Can you transcribe every record below exactly as it appears?

EXCERPTED DATA:
----------------------------------------

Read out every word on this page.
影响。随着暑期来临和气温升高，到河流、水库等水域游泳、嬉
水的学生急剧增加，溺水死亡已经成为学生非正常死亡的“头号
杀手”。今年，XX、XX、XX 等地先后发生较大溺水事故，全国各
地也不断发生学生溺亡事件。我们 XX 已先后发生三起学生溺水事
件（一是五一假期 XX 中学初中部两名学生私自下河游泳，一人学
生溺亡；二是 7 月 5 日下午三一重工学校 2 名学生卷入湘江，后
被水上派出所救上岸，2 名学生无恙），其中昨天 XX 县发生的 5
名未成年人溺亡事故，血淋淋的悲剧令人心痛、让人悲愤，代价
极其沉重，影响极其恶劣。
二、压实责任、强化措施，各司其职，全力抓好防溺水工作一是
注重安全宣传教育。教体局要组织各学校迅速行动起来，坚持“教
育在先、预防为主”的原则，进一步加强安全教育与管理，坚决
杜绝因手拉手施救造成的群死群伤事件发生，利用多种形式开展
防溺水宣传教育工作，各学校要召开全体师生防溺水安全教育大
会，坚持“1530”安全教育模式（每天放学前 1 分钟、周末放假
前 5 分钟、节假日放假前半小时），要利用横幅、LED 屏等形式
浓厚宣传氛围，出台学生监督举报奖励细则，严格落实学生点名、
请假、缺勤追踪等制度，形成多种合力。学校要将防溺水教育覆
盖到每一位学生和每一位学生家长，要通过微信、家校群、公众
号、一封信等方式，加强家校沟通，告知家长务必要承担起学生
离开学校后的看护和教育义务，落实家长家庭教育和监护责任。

----------------------------------------

PROBLEM SOLUTION:
Read out every word on this page.
影响。随着暑期来临和气温升高，到河流、水库等水域游泳、嬉
水的学生急剧增加，溺水死亡已经成为学生非正常死亡的“头号
杀手”。今年，XX、XX、XX 等地先后发生较大溺水事故，全国各
地也不断发生学生溺亡事件。我们 XX 已先后发生三起学生溺水事
件（一是五一假期 XX 中学初中部两名学生私自下河游泳，一人学
生溺亡；二是 7 月 5 日下午三一重工学校 2 名学生卷入湘江，后
被水上派出所救上岸，2 名学生无恙），其中昨天 XX 县发生的 5
名未成年人溺亡事故，血淋淋的悲剧令人心痛、让人悲愤，代价
极其沉重，影响极其恶劣。
二、压实责任、强化措施，各司其职，全力抓好防溺水工作一是
注重安全宣传教育。教体局要组织各学校迅速行动起来，坚持“教
育在先、预防为主”的原则，进一步加强安全教育与管理，坚决
杜绝因手拉手施救造成的群死群伤事件发生，利用多种形式开展
防溺水宣传教育工作，各学校要召开全体师生防溺水安全教育大
会，坚持“1530”安全教育模式（每天放学前 1 分钟、周末放假
前 5 分钟、节假日放假前半小时），要利用横幅、LED 屏等形式
浓厚宣传氛围，出台学生监督举报奖励细则，严格落实学生点名、
请假、缺勤追踪等制度，形成多种合力。学校要将防溺水教育覆
盖到每一位学生和每一位学生家长，要通过微信、家校群、公众
号、一封信等方式，加强家校沟通，告知家长务必要承担起学生
离开学校后的看护和教育义务，落实家长家庭教育和监护责任。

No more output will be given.